Every entry should be repeated exactly. Omit the pictures.

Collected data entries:
━━━━━━━━━━━━━━━━
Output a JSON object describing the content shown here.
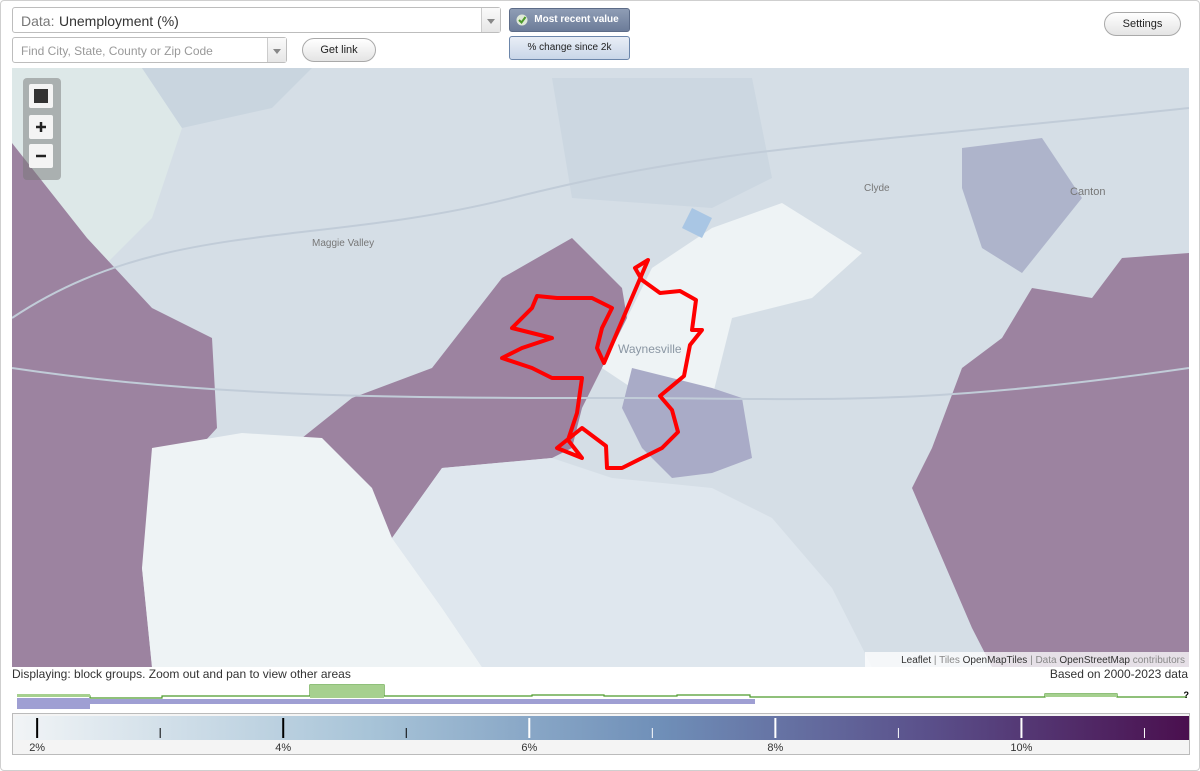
{
  "controls": {
    "data_label": "Data:",
    "data_value": "Unemployment (%)",
    "search_placeholder": "Find City, State, County or Zip Code",
    "get_link": "Get link",
    "most_recent": "Most recent value",
    "pct_change": "% change since 2k",
    "settings": "Settings"
  },
  "map": {
    "places": [
      "Maggie Valley",
      "Clyde",
      "Canton",
      "Waynesville"
    ],
    "attribution": {
      "leaflet": "Leaflet",
      "tiles": "Tiles",
      "tiles_source": "OpenMapTiles",
      "data": "Data",
      "data_source": "OpenStreetMap",
      "contributors": "contributors"
    }
  },
  "status": {
    "displaying": "Displaying: block groups. Zoom out and pan to view other areas",
    "based_on": "Based on 2000-2023 data",
    "unknown": "?"
  },
  "legend": {
    "range": [
      1.82,
      11.37
    ],
    "ticks": [
      {
        "value": 2,
        "label": "2%"
      },
      {
        "value": 4,
        "label": "4%"
      },
      {
        "value": 6,
        "label": "6%"
      },
      {
        "value": 8,
        "label": "8%"
      },
      {
        "value": 10,
        "label": "10%"
      }
    ],
    "minor_ticks": [
      3,
      5,
      7,
      9,
      11
    ]
  }
}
━━━━━━━━━━━━━━━━
## ANSWER TO THE PROBLEM
Output a JSON object describing the content shown here.
{
  "controls": {
    "data_label": "Data:",
    "data_value": "Unemployment (%)",
    "search_placeholder": "Find City, State, County or Zip Code",
    "get_link": "Get link",
    "most_recent": "Most recent value",
    "pct_change": "% change since 2k",
    "settings": "Settings"
  },
  "map": {
    "places": [
      "Maggie Valley",
      "Clyde",
      "Canton",
      "Waynesville"
    ],
    "attribution": {
      "leaflet": "Leaflet",
      "tiles": "Tiles",
      "tiles_source": "OpenMapTiles",
      "data": "Data",
      "data_source": "OpenStreetMap",
      "contributors": "contributors"
    }
  },
  "status": {
    "displaying": "Displaying: block groups. Zoom out and pan to view other areas",
    "based_on": "Based on 2000-2023 data",
    "unknown": "?"
  },
  "legend": {
    "range": [
      1.82,
      11.37
    ],
    "ticks": [
      {
        "value": 2,
        "label": "2%"
      },
      {
        "value": 4,
        "label": "4%"
      },
      {
        "value": 6,
        "label": "6%"
      },
      {
        "value": 8,
        "label": "8%"
      },
      {
        "value": 10,
        "label": "10%"
      }
    ],
    "minor_ticks": [
      3,
      5,
      7,
      9,
      11
    ]
  }
}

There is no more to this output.